#### [WHAT TO DO]
Lines containing the string "分からなかった" are to be counted. Write only how many there are.

#### [DATA TO PROCESS]
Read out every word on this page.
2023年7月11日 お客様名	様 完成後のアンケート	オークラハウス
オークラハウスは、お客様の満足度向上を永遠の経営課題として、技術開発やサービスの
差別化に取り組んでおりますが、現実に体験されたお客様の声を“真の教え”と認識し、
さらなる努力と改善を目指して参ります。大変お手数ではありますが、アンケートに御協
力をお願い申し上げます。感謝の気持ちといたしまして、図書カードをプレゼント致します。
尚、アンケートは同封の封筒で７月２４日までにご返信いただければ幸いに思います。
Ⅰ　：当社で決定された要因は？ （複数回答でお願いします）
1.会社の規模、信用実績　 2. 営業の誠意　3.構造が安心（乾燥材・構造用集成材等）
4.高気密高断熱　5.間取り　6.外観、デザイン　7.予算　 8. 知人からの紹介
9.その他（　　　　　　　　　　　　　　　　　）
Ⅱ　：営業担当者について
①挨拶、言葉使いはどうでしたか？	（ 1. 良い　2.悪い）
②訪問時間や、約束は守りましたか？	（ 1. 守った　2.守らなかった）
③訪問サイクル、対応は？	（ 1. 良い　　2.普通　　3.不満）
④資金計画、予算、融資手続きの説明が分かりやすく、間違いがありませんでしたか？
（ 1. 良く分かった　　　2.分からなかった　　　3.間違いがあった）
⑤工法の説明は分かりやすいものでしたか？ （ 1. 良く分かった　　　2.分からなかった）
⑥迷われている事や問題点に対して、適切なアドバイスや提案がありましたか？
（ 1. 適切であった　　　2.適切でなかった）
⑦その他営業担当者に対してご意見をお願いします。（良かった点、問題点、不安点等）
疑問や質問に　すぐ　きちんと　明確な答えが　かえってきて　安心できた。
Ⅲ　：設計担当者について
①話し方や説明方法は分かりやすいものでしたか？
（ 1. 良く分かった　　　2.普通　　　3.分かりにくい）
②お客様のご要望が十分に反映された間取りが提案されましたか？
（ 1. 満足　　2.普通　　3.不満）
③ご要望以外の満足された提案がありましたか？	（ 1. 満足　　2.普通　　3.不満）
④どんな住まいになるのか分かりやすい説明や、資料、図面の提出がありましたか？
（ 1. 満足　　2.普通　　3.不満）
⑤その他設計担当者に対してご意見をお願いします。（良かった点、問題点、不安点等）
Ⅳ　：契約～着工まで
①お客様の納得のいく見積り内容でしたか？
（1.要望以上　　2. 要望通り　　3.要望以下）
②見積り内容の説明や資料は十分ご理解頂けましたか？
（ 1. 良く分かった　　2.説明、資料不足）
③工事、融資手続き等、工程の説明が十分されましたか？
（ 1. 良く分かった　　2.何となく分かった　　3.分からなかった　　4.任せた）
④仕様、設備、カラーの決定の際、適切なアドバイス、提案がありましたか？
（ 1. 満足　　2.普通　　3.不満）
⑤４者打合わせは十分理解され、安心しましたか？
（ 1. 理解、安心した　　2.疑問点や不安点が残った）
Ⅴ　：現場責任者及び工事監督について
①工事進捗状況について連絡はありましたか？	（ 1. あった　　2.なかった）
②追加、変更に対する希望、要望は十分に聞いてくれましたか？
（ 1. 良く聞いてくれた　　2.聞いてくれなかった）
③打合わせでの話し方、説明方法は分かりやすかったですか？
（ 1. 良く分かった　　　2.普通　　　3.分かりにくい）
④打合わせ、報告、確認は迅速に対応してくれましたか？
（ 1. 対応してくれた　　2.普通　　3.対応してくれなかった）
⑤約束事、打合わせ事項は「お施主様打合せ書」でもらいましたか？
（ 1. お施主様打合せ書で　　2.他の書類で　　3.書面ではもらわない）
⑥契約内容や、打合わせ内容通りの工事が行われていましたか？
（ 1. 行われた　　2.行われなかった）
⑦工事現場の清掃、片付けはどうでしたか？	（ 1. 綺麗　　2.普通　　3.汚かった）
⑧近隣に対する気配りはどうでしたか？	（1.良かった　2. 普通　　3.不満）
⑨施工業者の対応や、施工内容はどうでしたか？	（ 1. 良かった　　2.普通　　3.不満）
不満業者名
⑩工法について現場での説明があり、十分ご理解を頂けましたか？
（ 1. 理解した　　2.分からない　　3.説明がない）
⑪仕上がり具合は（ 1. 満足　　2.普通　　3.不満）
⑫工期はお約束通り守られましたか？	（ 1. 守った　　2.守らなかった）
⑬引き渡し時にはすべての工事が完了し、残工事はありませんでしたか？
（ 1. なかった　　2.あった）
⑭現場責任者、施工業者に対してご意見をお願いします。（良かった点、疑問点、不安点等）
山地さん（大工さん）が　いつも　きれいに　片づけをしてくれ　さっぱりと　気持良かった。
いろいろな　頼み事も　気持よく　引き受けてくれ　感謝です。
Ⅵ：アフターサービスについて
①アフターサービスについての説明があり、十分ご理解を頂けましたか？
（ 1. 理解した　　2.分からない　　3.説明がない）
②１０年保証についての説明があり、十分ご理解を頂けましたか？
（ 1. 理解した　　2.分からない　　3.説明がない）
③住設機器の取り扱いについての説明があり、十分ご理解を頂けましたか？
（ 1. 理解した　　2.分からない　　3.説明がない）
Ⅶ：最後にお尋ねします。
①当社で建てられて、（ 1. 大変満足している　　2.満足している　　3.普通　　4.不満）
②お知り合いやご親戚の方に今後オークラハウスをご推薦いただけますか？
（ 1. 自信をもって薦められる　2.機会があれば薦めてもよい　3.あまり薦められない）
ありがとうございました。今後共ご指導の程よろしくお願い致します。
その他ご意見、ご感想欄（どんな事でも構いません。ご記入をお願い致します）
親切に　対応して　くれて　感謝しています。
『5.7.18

#### [ANSWER TO THIS EXERCISE]
3